Aku selalu membayangkan, risoles adalah salah satu makanan surga.
Bersama bakwan panas, siomay, batagor, dan karamel hitam.
—Twitter, 5 April 2015
Jika kelak kau sampai di surga, pastikan di sana ada risoles.
Jika tidak ada, mungkin itu bukan surga.
—Twitter, 5 April 2015
Risoles adalah makanan yang penuh nilai filsafat. Mirip lumpia, tapi lebih elegan. Luarnya kasar namun indah, dalamnya empuk penuh nikmat.
—Twitter, 5 April 2015
Jika Van Gogh masih hidup, dia pasti setuju bahwa risoles adalah salah satu mahakarya manusia, yang dihasilkan tangan-tangan para maestro.

* * * *

Berdasarkan informasi
1. Ulangi bagian kutipan tentang risoles mulai dari "Aku selalu membayangkan, risoles" sampai "empuk penuh nikmat.".
2. Menurut kutipan tentang risoles, risoles mirip dengan makanan apa?

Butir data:
* * * *

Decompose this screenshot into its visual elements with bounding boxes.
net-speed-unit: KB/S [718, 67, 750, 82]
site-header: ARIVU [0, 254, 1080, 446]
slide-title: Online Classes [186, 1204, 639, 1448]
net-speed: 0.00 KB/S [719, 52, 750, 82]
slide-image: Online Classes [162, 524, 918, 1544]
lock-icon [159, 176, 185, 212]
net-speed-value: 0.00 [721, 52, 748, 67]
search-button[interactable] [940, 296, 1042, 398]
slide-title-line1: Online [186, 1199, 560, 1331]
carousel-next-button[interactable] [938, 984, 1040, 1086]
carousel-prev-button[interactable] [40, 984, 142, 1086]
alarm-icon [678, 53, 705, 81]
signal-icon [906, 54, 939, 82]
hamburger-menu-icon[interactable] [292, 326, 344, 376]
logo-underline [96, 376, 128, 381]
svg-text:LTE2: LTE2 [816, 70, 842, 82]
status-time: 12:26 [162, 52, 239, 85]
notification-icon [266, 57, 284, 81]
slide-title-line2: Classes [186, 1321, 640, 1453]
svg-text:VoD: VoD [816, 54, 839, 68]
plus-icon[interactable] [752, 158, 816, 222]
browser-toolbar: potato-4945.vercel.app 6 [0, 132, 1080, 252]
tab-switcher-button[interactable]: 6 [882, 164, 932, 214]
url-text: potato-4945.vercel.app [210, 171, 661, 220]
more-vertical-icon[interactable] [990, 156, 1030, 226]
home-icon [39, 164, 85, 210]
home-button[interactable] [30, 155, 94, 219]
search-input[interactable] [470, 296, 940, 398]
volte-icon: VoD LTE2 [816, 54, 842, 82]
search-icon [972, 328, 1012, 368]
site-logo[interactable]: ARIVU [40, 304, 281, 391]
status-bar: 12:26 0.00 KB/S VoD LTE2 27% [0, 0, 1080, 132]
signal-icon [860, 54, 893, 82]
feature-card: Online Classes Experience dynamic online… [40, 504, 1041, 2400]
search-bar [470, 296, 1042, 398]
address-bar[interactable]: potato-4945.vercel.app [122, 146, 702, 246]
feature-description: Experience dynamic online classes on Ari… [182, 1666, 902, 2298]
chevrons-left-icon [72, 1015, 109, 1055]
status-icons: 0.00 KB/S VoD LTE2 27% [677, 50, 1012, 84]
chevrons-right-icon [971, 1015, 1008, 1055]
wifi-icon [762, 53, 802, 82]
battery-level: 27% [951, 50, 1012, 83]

* * * *

Hasil latihan
1.
Aku selalu membayangkan, risoles adalah salah satu makanan surga.
Bersama bakwan panas, siomay, batagor, dan karamel hitam.
—Twitter, 5 April 2015
Jika kelak kau sampai di surga, pastikan di sana ada risoles.
Jika tidak ada, mungkin itu bukan surga.
—Twitter, 5 April 2015
Risoles adalah makanan yang penuh nilai filsafat. Mirip lumpia, tapi lebih elegan. Luarnya kasar namun indah, dalamnya empuk penuh nikmat.

2. Lumpia, tetapi risoles lebih elegan.